• Work to be completed:
Repeat each record exactly. Any picture gets left out.

═════ Data provided ═════

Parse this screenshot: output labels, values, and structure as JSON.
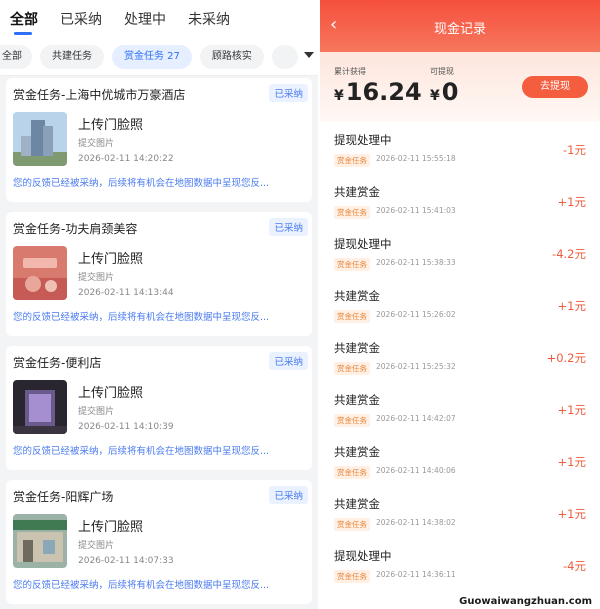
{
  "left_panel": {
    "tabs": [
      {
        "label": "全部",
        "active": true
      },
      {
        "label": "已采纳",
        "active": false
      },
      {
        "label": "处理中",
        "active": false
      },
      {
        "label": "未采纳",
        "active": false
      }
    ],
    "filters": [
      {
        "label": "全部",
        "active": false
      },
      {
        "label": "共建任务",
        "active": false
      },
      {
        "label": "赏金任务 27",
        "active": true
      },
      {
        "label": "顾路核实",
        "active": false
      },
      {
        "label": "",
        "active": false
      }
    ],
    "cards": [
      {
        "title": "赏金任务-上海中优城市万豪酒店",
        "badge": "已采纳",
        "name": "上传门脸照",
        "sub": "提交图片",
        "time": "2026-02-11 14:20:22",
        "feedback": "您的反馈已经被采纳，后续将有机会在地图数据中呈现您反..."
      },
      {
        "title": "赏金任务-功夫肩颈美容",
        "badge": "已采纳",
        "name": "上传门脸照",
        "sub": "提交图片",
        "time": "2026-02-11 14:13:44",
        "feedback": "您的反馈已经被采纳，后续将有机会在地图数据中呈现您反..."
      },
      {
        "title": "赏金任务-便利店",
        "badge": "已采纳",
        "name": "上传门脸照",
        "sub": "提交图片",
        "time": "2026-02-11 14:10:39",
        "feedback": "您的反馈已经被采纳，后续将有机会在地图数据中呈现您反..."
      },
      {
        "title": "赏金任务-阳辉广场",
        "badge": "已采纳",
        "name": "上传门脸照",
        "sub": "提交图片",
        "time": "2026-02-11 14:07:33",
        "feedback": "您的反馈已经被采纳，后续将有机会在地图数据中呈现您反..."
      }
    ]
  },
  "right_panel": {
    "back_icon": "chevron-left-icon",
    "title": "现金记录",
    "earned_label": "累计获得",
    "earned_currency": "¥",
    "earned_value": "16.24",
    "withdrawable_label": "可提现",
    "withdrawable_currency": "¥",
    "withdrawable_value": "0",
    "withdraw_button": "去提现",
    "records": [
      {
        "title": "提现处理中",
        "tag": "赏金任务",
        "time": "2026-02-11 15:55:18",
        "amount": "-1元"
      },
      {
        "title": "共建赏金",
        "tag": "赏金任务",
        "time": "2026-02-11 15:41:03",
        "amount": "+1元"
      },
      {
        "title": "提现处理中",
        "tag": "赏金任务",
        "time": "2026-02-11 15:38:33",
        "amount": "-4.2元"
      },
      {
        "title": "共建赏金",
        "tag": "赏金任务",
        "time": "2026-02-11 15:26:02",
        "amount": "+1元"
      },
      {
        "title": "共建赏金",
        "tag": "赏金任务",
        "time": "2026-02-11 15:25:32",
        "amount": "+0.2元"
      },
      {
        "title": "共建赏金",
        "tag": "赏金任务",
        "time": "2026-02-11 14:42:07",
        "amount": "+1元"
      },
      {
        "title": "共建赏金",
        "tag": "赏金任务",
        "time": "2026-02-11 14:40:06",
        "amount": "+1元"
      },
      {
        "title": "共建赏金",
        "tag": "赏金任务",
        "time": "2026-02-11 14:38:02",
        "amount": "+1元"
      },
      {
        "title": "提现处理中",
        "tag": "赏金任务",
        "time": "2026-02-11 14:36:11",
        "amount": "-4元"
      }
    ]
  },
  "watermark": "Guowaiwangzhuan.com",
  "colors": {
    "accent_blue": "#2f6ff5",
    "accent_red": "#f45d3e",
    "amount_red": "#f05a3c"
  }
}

═════

• Written response:
Parse this screenshot: output labels, values, and structure as JSON.
{
  "left_panel": {
    "tabs": [
      {
        "label": "全部",
        "active": true
      },
      {
        "label": "已采纳",
        "active": false
      },
      {
        "label": "处理中",
        "active": false
      },
      {
        "label": "未采纳",
        "active": false
      }
    ],
    "filters": [
      {
        "label": "全部",
        "active": false
      },
      {
        "label": "共建任务",
        "active": false
      },
      {
        "label": "赏金任务 27",
        "active": true
      },
      {
        "label": "顾路核实",
        "active": false
      },
      {
        "label": "",
        "active": false
      }
    ],
    "cards": [
      {
        "title": "赏金任务-上海中优城市万豪酒店",
        "badge": "已采纳",
        "name": "上传门脸照",
        "sub": "提交图片",
        "time": "2026-02-11 14:20:22",
        "feedback": "您的反馈已经被采纳，后续将有机会在地图数据中呈现您反..."
      },
      {
        "title": "赏金任务-功夫肩颈美容",
        "badge": "已采纳",
        "name": "上传门脸照",
        "sub": "提交图片",
        "time": "2026-02-11 14:13:44",
        "feedback": "您的反馈已经被采纳，后续将有机会在地图数据中呈现您反..."
      },
      {
        "title": "赏金任务-便利店",
        "badge": "已采纳",
        "name": "上传门脸照",
        "sub": "提交图片",
        "time": "2026-02-11 14:10:39",
        "feedback": "您的反馈已经被采纳，后续将有机会在地图数据中呈现您反..."
      },
      {
        "title": "赏金任务-阳辉广场",
        "badge": "已采纳",
        "name": "上传门脸照",
        "sub": "提交图片",
        "time": "2026-02-11 14:07:33",
        "feedback": "您的反馈已经被采纳，后续将有机会在地图数据中呈现您反..."
      }
    ]
  },
  "right_panel": {
    "back_icon": "chevron-left-icon",
    "title": "现金记录",
    "earned_label": "累计获得",
    "earned_currency": "¥",
    "earned_value": "16.24",
    "withdrawable_label": "可提现",
    "withdrawable_currency": "¥",
    "withdrawable_value": "0",
    "withdraw_button": "去提现",
    "records": [
      {
        "title": "提现处理中",
        "tag": "赏金任务",
        "time": "2026-02-11 15:55:18",
        "amount": "-1元"
      },
      {
        "title": "共建赏金",
        "tag": "赏金任务",
        "time": "2026-02-11 15:41:03",
        "amount": "+1元"
      },
      {
        "title": "提现处理中",
        "tag": "赏金任务",
        "time": "2026-02-11 15:38:33",
        "amount": "-4.2元"
      },
      {
        "title": "共建赏金",
        "tag": "赏金任务",
        "time": "2026-02-11 15:26:02",
        "amount": "+1元"
      },
      {
        "title": "共建赏金",
        "tag": "赏金任务",
        "time": "2026-02-11 15:25:32",
        "amount": "+0.2元"
      },
      {
        "title": "共建赏金",
        "tag": "赏金任务",
        "time": "2026-02-11 14:42:07",
        "amount": "+1元"
      },
      {
        "title": "共建赏金",
        "tag": "赏金任务",
        "time": "2026-02-11 14:40:06",
        "amount": "+1元"
      },
      {
        "title": "共建赏金",
        "tag": "赏金任务",
        "time": "2026-02-11 14:38:02",
        "amount": "+1元"
      },
      {
        "title": "提现处理中",
        "tag": "赏金任务",
        "time": "2026-02-11 14:36:11",
        "amount": "-4元"
      }
    ]
  },
  "watermark": "Guowaiwangzhuan.com",
  "colors": {
    "accent_blue": "#2f6ff5",
    "accent_red": "#f45d3e",
    "amount_red": "#f05a3c"
  }
}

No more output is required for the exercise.